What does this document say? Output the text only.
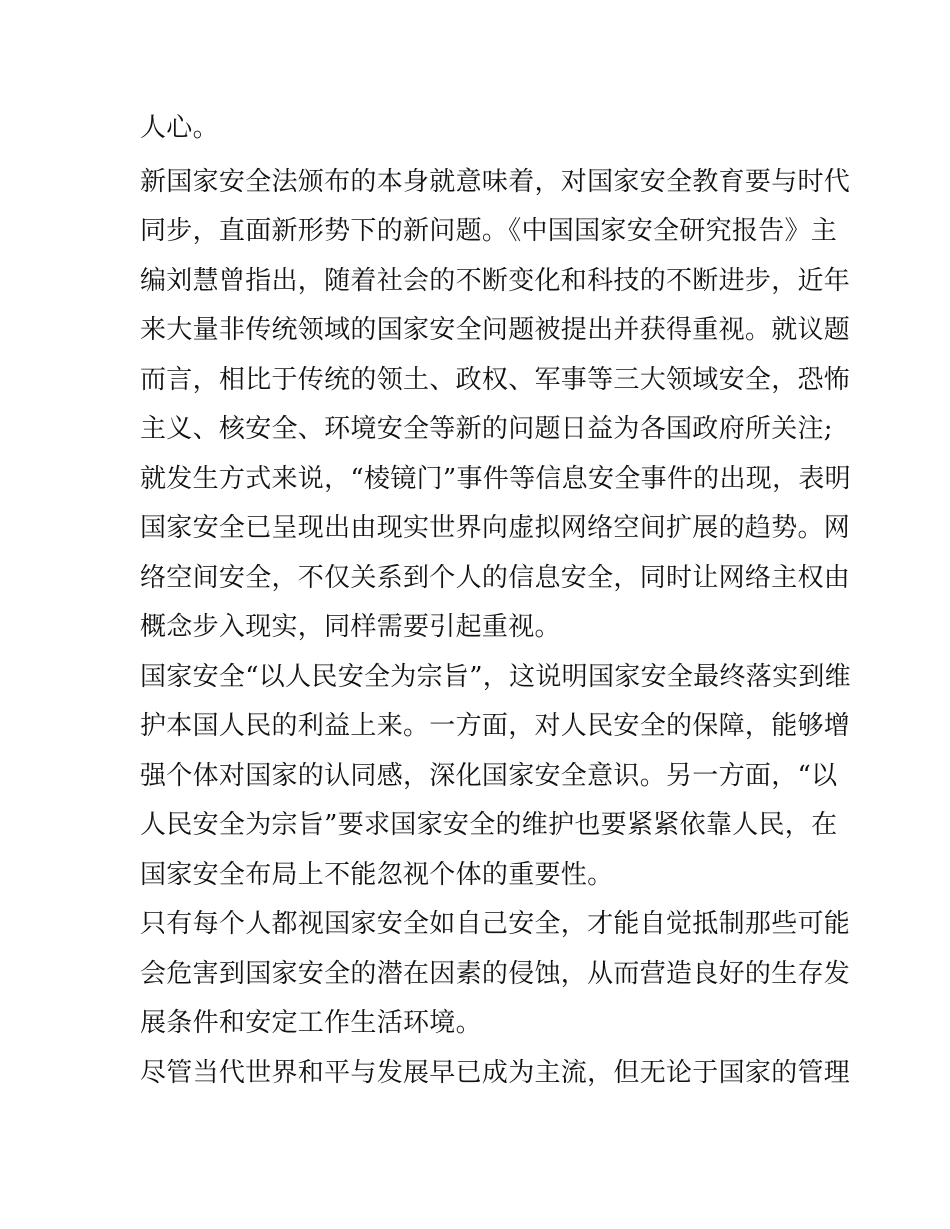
人心。
新国家安全法颁布的本身就意味着，对国家安全教育要与时代
同步，直面新形势下的新问题。《中国国家安全研究报告》主
编刘慧曾指出，随着社会的不断变化和科技的不断进步，近年
来大量非传统领域的国家安全问题被提出并获得重视。就议题
而言，相比于传统的领土、政权、军事等三大领域安全，恐怖
主义、核安全、环境安全等新的问题日益为各国政府所关注;
就发生方式来说，“棱镜门”事件等信息安全事件的出现，表明
国家安全已呈现出由现实世界向虚拟网络空间扩展的趋势。网
络空间安全，不仅关系到个人的信息安全，同时让网络主权由
概念步入现实，同样需要引起重视。
国家安全“以人民安全为宗旨”，这说明国家安全最终落实到维
护本国人民的利益上来。一方面，对人民安全的保障，能够增
强个体对国家的认同感，深化国家安全意识。另一方面，“以
人民安全为宗旨”要求国家安全的维护也要紧紧依靠人民，在
国家安全布局上不能忽视个体的重要性。
只有每个人都视国家安全如自己安全，才能自觉抵制那些可能
会危害到国家安全的潜在因素的侵蚀，从而营造良好的生存发
展条件和安定工作生活环境。
尽管当代世界和平与发展早已成为主流，但无论于国家的管理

> _What to produce_
Give back every line exactly as it stands, pictures excluded.

> _Response for this exercise_
What does this document say? Output the text only.
人心。
新国家安全法颁布的本身就意味着，对国家安全教育要与时代
同步，直面新形势下的新问题。《中国国家安全研究报告》主
编刘慧曾指出，随着社会的不断变化和科技的不断进步，近年
来大量非传统领域的国家安全问题被提出并获得重视。就议题
而言，相比于传统的领土、政权、军事等三大领域安全，恐怖
主义、核安全、环境安全等新的问题日益为各国政府所关注;
就发生方式来说，“棱镜门”事件等信息安全事件的出现，表明
国家安全已呈现出由现实世界向虚拟网络空间扩展的趋势。网
络空间安全，不仅关系到个人的信息安全，同时让网络主权由
概念步入现实，同样需要引起重视。
国家安全“以人民安全为宗旨”，这说明国家安全最终落实到维
护本国人民的利益上来。一方面，对人民安全的保障，能够增
强个体对国家的认同感，深化国家安全意识。另一方面，“以
人民安全为宗旨”要求国家安全的维护也要紧紧依靠人民，在
国家安全布局上不能忽视个体的重要性。
只有每个人都视国家安全如自己安全，才能自觉抵制那些可能
会危害到国家安全的潜在因素的侵蚀，从而营造良好的生存发
展条件和安定工作生活环境。
尽管当代世界和平与发展早已成为主流，但无论于国家的管理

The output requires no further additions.